*GIVEN TASK*
Reproduce each line from the records that holds "реле".

==== ENTRIES

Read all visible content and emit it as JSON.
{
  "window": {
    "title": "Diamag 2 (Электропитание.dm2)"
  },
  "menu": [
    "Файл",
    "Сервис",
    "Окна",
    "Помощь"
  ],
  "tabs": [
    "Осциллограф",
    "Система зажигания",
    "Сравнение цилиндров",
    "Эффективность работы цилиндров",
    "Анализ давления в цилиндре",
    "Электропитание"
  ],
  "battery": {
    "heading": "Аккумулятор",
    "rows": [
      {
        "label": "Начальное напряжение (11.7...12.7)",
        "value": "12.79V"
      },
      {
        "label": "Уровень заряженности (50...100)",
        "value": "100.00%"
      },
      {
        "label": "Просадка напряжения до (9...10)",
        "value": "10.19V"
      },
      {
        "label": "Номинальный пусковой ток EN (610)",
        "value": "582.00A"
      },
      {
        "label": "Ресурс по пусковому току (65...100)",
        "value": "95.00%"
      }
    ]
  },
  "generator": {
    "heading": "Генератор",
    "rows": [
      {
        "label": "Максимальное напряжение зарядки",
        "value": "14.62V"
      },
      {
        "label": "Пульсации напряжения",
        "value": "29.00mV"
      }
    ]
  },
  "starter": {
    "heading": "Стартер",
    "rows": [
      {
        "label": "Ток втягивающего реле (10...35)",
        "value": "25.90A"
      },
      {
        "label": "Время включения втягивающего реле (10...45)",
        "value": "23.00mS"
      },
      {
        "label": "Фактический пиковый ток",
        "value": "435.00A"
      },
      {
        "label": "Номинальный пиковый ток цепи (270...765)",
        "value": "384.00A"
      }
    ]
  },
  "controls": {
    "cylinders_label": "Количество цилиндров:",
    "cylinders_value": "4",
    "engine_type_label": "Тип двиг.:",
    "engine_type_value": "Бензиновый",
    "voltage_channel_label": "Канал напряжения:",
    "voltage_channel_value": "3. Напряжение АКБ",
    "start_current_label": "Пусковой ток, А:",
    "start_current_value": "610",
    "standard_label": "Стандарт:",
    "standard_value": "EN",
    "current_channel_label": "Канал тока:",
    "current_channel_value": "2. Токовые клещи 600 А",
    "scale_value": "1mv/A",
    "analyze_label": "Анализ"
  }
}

========

*FULL SOLUTION*
        "label": "Ток втягивающего реле (10...35)",
        "label": "Время включения втягивающего реле (10...45)",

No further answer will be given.